[Layout coordinate data]
** START **

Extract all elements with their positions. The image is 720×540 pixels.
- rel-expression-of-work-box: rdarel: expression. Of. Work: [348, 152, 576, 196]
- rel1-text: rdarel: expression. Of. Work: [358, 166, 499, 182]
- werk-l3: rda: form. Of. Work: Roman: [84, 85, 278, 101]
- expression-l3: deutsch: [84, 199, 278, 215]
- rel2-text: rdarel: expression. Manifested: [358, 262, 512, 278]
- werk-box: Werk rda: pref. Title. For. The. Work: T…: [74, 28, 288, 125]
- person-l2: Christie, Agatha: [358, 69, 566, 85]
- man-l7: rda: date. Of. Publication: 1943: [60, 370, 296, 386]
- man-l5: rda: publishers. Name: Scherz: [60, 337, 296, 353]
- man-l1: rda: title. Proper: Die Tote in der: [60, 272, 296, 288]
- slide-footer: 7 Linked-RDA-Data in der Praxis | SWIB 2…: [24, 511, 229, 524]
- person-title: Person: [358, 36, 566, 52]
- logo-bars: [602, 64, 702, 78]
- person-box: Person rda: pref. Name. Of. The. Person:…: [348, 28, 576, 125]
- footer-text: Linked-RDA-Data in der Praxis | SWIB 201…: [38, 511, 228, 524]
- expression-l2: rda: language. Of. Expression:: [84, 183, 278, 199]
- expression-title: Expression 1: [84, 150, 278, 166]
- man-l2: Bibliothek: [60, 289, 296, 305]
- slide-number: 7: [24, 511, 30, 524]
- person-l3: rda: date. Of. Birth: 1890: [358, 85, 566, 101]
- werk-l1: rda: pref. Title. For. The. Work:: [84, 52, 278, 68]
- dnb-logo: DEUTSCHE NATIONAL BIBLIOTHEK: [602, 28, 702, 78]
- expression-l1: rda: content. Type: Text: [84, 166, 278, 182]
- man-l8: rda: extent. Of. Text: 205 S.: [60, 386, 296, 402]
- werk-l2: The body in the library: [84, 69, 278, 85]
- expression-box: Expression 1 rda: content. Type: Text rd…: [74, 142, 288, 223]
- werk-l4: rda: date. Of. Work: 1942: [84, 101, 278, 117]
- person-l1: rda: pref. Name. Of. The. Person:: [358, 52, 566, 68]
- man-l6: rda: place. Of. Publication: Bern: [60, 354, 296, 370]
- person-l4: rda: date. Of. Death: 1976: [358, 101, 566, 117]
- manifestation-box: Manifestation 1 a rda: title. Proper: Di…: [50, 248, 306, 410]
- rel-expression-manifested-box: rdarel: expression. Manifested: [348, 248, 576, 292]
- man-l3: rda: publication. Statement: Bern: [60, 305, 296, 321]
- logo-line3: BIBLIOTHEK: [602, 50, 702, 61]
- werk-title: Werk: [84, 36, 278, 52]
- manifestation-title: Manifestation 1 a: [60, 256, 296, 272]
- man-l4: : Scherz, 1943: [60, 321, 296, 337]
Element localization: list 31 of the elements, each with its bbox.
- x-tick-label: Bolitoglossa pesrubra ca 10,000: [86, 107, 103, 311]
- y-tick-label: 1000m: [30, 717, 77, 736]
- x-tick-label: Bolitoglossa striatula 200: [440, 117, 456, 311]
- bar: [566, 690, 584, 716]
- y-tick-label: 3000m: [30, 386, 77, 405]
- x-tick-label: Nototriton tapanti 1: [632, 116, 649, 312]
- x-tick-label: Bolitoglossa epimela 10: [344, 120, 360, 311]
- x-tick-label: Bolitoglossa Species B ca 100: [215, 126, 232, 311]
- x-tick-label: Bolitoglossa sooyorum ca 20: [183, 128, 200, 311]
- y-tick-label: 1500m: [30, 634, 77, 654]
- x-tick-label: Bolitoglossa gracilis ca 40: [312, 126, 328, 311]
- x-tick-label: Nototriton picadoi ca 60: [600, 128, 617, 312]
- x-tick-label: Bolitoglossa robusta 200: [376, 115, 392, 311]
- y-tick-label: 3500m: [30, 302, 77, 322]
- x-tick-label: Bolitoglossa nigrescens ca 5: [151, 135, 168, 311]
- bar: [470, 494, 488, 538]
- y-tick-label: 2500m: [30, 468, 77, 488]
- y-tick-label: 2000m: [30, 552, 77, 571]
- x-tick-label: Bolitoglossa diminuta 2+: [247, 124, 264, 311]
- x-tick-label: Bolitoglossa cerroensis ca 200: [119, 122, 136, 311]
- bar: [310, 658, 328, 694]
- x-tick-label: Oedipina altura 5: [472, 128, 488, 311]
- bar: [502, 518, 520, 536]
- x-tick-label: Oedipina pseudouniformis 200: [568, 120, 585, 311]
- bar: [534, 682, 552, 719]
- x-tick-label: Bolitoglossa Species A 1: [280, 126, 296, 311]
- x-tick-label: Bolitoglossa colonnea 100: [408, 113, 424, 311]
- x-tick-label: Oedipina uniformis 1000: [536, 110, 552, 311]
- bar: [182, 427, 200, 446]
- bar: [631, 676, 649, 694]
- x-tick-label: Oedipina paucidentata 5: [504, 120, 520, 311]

** END **

◆ **REQUIREMENTS**
Take the listing from its start up to and including the line with "- slide-footer: 7", and swap "rdarel" for "rda-rel" everywhere in that stretch. Give back only those lines, otherwise unchanged.

◆ **ANSWER TO THIS EXERCISE**
Extract all elements with their positions. The image is 720×540 pixels.
- rel-expression-of-work-box: rda-rel: expression. Of. Work: [348, 152, 576, 196]
- rel1-text: rda-rel: expression. Of. Work: [358, 166, 499, 182]
- werk-l3: rda: form. Of. Work: Roman: [84, 85, 278, 101]
- expression-l3: deutsch: [84, 199, 278, 215]
- rel2-text: rda-rel: expression. Manifested: [358, 262, 512, 278]
- werk-box: Werk rda: pref. Title. For. The. Work: T…: [74, 28, 288, 125]
- person-l2: Christie, Agatha: [358, 69, 566, 85]
- man-l7: rda: date. Of. Publication: 1943: [60, 370, 296, 386]
- man-l5: rda: publishers. Name: Scherz: [60, 337, 296, 353]
- man-l1: rda: title. Proper: Die Tote in der: [60, 272, 296, 288]
- slide-footer: 7 Linked-RDA-Data in der Praxis | SWIB 2…: [24, 511, 229, 524]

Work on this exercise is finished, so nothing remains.